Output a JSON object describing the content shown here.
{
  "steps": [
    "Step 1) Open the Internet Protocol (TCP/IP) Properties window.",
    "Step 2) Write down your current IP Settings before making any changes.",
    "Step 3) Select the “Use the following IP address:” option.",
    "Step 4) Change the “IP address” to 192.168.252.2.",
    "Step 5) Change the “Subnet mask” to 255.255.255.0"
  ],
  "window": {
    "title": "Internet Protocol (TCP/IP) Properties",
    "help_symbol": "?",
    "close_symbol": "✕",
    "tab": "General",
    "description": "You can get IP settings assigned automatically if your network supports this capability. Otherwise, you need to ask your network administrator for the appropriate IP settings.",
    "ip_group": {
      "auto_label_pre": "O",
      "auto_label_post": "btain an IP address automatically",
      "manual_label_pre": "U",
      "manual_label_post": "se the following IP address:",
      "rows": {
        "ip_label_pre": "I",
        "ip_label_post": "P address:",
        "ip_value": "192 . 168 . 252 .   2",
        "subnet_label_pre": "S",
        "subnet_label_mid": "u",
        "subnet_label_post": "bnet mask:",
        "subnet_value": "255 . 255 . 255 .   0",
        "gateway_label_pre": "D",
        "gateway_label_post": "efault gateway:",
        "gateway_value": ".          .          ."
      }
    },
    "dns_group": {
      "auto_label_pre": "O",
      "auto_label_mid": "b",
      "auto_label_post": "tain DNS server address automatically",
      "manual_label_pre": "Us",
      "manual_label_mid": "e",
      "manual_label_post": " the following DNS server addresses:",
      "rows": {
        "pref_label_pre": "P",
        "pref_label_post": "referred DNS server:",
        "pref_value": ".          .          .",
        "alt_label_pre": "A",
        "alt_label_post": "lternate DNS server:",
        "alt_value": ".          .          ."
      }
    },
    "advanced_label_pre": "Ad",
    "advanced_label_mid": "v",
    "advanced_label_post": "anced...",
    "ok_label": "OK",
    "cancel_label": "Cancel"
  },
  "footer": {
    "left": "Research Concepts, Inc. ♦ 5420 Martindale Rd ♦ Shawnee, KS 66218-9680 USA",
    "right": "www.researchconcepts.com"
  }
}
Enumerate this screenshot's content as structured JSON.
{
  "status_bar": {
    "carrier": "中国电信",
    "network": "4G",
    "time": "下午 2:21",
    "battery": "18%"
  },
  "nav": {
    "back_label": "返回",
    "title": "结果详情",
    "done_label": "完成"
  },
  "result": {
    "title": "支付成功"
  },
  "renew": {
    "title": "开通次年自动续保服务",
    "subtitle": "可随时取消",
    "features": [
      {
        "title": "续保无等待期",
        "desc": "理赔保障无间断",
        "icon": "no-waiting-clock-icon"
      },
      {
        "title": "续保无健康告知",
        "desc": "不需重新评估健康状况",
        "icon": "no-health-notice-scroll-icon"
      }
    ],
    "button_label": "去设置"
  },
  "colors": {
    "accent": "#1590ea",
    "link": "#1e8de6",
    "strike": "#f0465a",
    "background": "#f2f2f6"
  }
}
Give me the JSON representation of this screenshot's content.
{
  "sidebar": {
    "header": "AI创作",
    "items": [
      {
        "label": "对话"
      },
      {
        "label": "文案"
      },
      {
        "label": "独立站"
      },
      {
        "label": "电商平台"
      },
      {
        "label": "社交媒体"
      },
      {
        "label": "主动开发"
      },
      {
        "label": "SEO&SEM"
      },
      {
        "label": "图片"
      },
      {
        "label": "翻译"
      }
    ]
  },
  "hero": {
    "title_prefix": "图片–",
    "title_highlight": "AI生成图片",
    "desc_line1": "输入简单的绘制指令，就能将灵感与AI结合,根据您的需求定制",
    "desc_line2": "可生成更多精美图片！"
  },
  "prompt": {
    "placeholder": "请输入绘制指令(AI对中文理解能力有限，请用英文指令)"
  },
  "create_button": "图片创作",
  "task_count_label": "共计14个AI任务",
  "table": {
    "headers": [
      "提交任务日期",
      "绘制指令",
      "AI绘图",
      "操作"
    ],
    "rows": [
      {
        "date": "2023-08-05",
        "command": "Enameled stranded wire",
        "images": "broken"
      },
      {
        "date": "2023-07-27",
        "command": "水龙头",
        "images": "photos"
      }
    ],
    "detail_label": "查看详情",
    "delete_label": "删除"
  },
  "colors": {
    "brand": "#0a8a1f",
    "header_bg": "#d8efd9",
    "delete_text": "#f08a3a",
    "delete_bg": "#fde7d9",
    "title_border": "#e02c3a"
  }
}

What to do
Write out every record shown above, word for word.

Answer below
Output a JSON object describing the content shown here.
{
  "steps": [
    "Step 1) Open the Internet Protocol (TCP/IP) Properties window.",
    "Step 2) Write down your current IP Settings before making any changes.",
    "Step 3) Select the “Use the following IP address:” option.",
    "Step 4) Change the “IP address” to 192.168.252.2.",
    "Step 5) Change the “Subnet mask” to 255.255.255.0"
  ],
  "window": {
    "title": "Internet Protocol (TCP/IP) Properties",
    "help_symbol": "?",
    "close_symbol": "✕",
    "tab": "General",
    "description": "You can get IP settings assigned automatically if your network supports this capability. Otherwise, you need to ask your network administrator for the appropriate IP settings.",
    "ip_group": {
      "auto_label_pre": "O",
      "auto_label_post": "btain an IP address automatically",
      "manual_label_pre": "U",
      "manual_label_post": "se the following IP address:",
      "rows": {
        "ip_label_pre": "I",
        "ip_label_post": "P address:",
        "ip_value": "192 . 168 . 252 .   2",
        "subnet_label_pre": "S",
        "subnet_label_mid": "u",
        "subnet_label_post": "bnet mask:",
        "subnet_value": "255 . 255 . 255 .   0",
        "gateway_label_pre": "D",
        "gateway_label_post": "efault gateway:",
        "gateway_value": ".          .          ."
      }
    },
    "dns_group": {
      "auto_label_pre": "O",
      "auto_label_mid": "b",
      "auto_label_post": "tain DNS server address automatically",
      "manual_label_pre": "Us",
      "manual_label_mid": "e",
      "manual_label_post": " the following DNS server addresses:",
      "rows": {
        "pref_label_pre": "P",
        "pref_label_post": "referred DNS server:",
        "pref_value": ".          .          .",
        "alt_label_pre": "A",
        "alt_label_post": "lternate DNS server:",
        "alt_value": ".          .          ."
      }
    },
    "advanced_label_pre": "Ad",
    "advanced_label_mid": "v",
    "advanced_label_post": "anced...",
    "ok_label": "OK",
    "cancel_label": "Cancel"
  },
  "footer": {
    "left": "Research Concepts, Inc. ♦ 5420 Martindale Rd ♦ Shawnee, KS 66218-9680 USA",
    "right": "www.researchconcepts.com"
  }
}
Enumerate this screenshot's content as structured JSON.
{
  "status_bar": {
    "carrier": "中国电信",
    "network": "4G",
    "time": "下午 2:21",
    "battery": "18%"
  },
  "nav": {
    "back_label": "返回",
    "title": "结果详情",
    "done_label": "完成"
  },
  "result": {
    "title": "支付成功"
  },
  "renew": {
    "title": "开通次年自动续保服务",
    "subtitle": "可随时取消",
    "features": [
      {
        "title": "续保无等待期",
        "desc": "理赔保障无间断",
        "icon": "no-waiting-clock-icon"
      },
      {
        "title": "续保无健康告知",
        "desc": "不需重新评估健康状况",
        "icon": "no-health-notice-scroll-icon"
      }
    ],
    "button_label": "去设置"
  },
  "colors": {
    "accent": "#1590ea",
    "link": "#1e8de6",
    "strike": "#f0465a",
    "background": "#f2f2f6"
  }
}
Give me the JSON representation of this screenshot's content.
{
  "sidebar": {
    "header": "AI创作",
    "items": [
      {
        "label": "对话"
      },
      {
        "label": "文案"
      },
      {
        "label": "独立站"
      },
      {
        "label": "电商平台"
      },
      {
        "label": "社交媒体"
      },
      {
        "label": "主动开发"
      },
      {
        "label": "SEO&SEM"
      },
      {
        "label": "图片"
      },
      {
        "label": "翻译"
      }
    ]
  },
  "hero": {
    "title_prefix": "图片–",
    "title_highlight": "AI生成图片",
    "desc_line1": "输入简单的绘制指令，就能将灵感与AI结合,根据您的需求定制",
    "desc_line2": "可生成更多精美图片！"
  },
  "prompt": {
    "placeholder": "请输入绘制指令(AI对中文理解能力有限，请用英文指令)"
  },
  "create_button": "图片创作",
  "task_count_label": "共计14个AI任务",
  "table": {
    "headers": [
      "提交任务日期",
      "绘制指令",
      "AI绘图",
      "操作"
    ],
    "rows": [
      {
        "date": "2023-08-05",
        "command": "Enameled stranded wire",
        "images": "broken"
      },
      {
        "date": "2023-07-27",
        "command": "水龙头",
        "images": "photos"
      }
    ],
    "detail_label": "查看详情",
    "delete_label": "删除"
  },
  "colors": {
    "brand": "#0a8a1f",
    "header_bg": "#d8efd9",
    "delete_text": "#f08a3a",
    "delete_bg": "#fde7d9",
    "title_border": "#e02c3a"
  }
}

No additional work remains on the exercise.